- [Your goal] The records that follow are to be repeated exactly, with the pictures removed.
— Start of Source material —
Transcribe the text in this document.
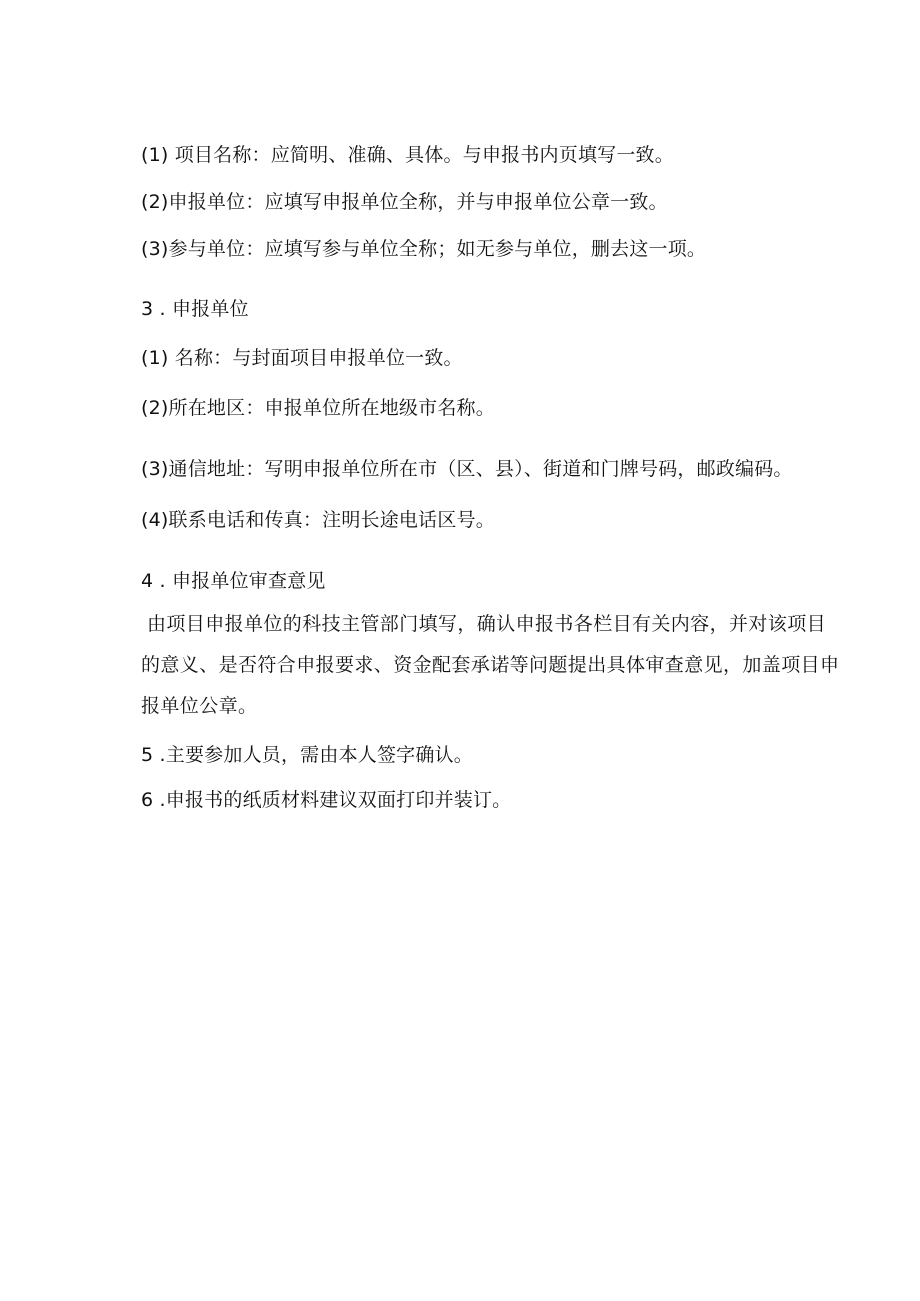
(1) 项目名称：应简明、准确、具体。与申报书内页填写一致。
(2)申报单位：应填写申报单位全称，并与申报单位公章一致。
(3)参与单位：应填写参与单位全称；如无参与单位，删去这一项。
3 . 申报单位
(1) 名称：与封面项目申报单位一致。
(2)所在地区：申报单位所在地级市名称。
(3)通信地址：写明申报单位所在市（区、县）、街道和门牌号码，邮政编码。
(4)联系电话和传真：注明长途电话区号。
4 . 申报单位审查意见
由项目申报单位的科技主管部门填写，确认申报书各栏目有关内容，并对该项目的意义、是否符合申报要求、资金配套承诺等问题提出具体审查意见，加盖项目申报单位公章。
5 .主要参加人员，需由本人签字确认。
6 .申报书的纸质材料建议双面打印并装订。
— End of Source material —
- [Final result]
Transcribe the text in this document.
(1) 项目名称：应简明、准确、具体。与申报书内页填写一致。
(2)申报单位：应填写申报单位全称，并与申报单位公章一致。
(3)参与单位：应填写参与单位全称；如无参与单位，删去这一项。
3 . 申报单位
(1) 名称：与封面项目申报单位一致。
(2)所在地区：申报单位所在地级市名称。
(3)通信地址：写明申报单位所在市（区、县）、街道和门牌号码，邮政编码。
(4)联系电话和传真：注明长途电话区号。
4 . 申报单位审查意见
由项目申报单位的科技主管部门填写，确认申报书各栏目有关内容，并对该项目的意义、是否符合申报要求、资金配套承诺等问题提出具体审查意见，加盖项目申报单位公章。
5 .主要参加人员，需由本人签字确认。
6 .申报书的纸质材料建议双面打印并装订。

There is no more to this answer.